Stored records:

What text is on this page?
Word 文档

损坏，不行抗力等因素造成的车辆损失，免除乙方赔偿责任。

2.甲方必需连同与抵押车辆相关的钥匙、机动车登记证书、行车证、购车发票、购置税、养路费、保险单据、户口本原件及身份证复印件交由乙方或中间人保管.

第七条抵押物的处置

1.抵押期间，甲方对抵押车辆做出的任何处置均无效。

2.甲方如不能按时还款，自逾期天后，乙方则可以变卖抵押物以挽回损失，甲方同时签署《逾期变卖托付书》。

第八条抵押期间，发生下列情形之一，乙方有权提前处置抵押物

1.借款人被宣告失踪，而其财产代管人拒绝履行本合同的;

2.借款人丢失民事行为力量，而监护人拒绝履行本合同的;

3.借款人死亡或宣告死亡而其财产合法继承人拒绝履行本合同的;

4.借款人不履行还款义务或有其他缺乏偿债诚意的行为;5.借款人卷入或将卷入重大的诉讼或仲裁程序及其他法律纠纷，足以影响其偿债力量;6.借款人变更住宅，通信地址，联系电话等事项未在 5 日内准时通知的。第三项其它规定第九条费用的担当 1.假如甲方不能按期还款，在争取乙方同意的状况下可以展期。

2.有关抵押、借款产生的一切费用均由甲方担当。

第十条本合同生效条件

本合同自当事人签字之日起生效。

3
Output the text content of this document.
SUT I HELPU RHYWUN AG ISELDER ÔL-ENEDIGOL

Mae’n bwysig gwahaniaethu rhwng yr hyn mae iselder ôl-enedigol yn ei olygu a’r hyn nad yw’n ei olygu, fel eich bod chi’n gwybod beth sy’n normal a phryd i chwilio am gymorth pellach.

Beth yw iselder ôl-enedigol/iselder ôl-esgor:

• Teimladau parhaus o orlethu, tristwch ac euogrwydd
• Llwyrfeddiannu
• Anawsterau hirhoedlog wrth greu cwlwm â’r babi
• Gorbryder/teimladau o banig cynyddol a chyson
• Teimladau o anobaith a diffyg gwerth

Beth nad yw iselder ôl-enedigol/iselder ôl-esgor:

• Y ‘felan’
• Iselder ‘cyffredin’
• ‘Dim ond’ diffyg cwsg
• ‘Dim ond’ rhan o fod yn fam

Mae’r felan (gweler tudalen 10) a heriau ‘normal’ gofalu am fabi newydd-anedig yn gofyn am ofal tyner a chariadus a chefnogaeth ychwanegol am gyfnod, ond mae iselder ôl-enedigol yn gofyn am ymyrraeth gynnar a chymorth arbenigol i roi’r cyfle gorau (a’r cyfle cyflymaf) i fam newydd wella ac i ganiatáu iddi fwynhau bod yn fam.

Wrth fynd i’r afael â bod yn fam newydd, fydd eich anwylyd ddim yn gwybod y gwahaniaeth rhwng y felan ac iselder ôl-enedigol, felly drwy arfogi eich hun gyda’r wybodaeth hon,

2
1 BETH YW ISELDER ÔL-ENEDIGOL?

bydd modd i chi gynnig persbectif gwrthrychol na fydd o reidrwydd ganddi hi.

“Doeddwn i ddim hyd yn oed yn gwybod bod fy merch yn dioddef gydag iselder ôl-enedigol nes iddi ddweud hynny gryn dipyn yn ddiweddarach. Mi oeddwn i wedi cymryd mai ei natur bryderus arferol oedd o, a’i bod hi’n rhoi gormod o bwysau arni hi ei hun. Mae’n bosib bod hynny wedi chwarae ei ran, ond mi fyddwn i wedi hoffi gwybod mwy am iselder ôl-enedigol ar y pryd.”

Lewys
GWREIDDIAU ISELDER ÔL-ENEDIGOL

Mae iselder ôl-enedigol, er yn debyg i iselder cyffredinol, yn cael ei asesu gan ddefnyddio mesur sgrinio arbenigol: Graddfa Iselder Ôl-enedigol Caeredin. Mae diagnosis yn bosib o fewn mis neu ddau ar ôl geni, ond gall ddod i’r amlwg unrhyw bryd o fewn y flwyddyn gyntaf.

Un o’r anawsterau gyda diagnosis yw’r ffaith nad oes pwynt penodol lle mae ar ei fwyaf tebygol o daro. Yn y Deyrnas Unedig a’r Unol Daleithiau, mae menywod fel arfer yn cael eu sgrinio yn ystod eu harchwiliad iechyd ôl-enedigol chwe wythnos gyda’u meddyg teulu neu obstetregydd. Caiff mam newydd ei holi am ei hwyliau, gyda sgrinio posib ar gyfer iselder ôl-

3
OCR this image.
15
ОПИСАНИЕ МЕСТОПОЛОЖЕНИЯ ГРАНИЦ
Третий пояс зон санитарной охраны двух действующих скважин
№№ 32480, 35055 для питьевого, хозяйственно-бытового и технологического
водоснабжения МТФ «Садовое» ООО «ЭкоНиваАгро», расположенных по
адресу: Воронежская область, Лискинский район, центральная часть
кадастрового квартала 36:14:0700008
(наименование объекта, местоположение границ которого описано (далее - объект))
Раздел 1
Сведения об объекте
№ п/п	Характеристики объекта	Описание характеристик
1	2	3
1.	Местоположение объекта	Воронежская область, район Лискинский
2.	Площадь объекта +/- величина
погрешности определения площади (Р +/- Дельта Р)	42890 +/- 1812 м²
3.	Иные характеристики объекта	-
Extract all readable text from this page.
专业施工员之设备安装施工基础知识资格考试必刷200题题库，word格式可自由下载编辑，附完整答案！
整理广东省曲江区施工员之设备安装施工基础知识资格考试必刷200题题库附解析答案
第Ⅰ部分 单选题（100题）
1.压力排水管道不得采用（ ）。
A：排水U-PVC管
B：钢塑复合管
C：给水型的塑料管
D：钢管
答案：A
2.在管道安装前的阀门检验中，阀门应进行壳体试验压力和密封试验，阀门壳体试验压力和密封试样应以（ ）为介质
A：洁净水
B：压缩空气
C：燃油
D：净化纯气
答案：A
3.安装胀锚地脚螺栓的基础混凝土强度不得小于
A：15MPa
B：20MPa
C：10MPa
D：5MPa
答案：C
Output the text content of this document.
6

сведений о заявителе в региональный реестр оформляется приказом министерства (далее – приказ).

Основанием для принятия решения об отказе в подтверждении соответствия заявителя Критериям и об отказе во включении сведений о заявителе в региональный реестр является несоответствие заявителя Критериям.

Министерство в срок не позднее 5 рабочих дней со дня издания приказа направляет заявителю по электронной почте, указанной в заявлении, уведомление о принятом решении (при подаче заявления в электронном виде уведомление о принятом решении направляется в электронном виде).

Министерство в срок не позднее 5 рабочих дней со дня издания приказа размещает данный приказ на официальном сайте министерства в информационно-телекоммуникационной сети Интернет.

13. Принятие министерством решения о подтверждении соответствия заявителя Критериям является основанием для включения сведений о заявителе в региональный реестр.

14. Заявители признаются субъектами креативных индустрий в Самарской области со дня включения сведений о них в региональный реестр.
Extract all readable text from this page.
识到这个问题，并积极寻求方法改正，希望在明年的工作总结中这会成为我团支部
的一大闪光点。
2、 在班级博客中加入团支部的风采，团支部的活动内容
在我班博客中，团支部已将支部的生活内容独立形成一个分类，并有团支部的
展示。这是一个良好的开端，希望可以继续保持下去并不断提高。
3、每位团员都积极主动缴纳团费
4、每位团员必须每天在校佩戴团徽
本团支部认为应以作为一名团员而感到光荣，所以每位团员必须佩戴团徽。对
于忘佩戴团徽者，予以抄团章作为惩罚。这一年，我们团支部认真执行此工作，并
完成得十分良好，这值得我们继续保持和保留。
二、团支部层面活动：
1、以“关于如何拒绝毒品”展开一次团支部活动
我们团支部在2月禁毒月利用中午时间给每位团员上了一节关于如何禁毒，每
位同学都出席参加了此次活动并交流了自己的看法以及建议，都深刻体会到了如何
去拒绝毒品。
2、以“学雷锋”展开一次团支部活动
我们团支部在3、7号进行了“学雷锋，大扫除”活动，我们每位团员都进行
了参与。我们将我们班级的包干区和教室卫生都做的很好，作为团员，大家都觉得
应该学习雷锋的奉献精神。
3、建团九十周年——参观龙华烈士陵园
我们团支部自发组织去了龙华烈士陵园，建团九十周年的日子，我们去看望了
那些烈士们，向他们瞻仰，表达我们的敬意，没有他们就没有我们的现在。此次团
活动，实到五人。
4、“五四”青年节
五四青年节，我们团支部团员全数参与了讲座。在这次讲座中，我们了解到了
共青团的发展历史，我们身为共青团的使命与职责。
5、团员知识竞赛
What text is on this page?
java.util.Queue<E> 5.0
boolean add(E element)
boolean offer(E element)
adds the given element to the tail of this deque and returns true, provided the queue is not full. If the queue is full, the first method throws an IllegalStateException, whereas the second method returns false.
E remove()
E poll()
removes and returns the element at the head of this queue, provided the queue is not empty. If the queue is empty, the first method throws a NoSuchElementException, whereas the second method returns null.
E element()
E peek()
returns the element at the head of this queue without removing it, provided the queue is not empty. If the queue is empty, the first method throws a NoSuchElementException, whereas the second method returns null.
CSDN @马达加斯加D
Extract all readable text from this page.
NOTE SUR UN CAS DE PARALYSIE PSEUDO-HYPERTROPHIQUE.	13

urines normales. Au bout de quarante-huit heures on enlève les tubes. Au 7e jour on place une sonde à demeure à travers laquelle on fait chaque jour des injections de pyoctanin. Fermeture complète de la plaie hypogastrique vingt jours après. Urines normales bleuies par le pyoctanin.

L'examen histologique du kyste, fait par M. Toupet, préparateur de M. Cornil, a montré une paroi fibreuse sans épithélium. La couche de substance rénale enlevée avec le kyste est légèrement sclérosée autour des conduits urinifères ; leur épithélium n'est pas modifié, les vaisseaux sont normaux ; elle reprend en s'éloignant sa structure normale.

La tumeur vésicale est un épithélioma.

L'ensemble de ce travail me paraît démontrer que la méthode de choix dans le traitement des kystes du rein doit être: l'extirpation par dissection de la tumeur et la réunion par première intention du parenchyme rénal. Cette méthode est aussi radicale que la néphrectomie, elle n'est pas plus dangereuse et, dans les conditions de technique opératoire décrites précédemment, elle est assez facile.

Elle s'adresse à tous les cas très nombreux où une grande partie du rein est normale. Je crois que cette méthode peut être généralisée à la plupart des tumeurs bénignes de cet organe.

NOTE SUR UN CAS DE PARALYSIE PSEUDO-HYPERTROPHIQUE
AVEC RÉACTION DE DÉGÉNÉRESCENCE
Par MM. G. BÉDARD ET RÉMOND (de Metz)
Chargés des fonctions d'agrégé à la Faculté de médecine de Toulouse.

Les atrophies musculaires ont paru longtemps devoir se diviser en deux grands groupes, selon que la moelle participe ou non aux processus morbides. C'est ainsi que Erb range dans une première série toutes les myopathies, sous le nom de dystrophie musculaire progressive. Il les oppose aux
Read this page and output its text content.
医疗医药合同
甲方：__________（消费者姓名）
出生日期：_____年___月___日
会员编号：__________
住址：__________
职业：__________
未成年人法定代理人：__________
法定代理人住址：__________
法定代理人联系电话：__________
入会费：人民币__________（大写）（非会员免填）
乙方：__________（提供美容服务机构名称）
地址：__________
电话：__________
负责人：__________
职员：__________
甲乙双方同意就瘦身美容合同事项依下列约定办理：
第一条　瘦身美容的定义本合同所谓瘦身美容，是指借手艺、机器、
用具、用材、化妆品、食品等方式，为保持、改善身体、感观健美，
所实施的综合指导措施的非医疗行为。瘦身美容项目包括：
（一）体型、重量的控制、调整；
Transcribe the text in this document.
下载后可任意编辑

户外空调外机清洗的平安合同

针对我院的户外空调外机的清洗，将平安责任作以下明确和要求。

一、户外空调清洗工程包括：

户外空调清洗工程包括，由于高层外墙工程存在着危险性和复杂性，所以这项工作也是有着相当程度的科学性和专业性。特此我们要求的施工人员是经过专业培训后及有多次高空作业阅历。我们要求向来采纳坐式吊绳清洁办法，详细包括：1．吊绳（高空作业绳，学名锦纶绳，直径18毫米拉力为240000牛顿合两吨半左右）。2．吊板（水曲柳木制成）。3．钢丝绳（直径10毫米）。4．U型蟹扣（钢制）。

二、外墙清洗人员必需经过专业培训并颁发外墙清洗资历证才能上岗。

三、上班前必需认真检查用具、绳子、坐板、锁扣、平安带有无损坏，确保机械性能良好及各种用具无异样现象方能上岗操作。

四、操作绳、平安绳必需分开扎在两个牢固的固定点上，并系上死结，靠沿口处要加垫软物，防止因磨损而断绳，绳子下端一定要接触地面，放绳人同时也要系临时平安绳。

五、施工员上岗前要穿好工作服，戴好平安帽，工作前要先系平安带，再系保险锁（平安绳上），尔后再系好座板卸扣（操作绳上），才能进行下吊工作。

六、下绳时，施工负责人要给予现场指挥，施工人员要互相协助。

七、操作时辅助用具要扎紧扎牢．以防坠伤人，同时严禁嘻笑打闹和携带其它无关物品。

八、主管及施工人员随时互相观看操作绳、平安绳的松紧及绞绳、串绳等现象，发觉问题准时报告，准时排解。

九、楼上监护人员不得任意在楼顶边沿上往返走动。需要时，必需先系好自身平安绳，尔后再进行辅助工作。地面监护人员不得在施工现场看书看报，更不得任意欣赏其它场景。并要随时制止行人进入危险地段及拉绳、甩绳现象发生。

Task statement: Pick each line holding the word "NoSuchElementException" out of the data and copy it.

Complete answer:
removes and returns the element at the head of this queue, provided the queue is not empty. If the queue is empty, the first method throws a NoSuchElementException, whereas the second method returns null.
returns the element at the head of this queue without removing it, provided the queue is not empty. If the queue is empty, the first method throws a NoSuchElementException, whereas the second method returns null.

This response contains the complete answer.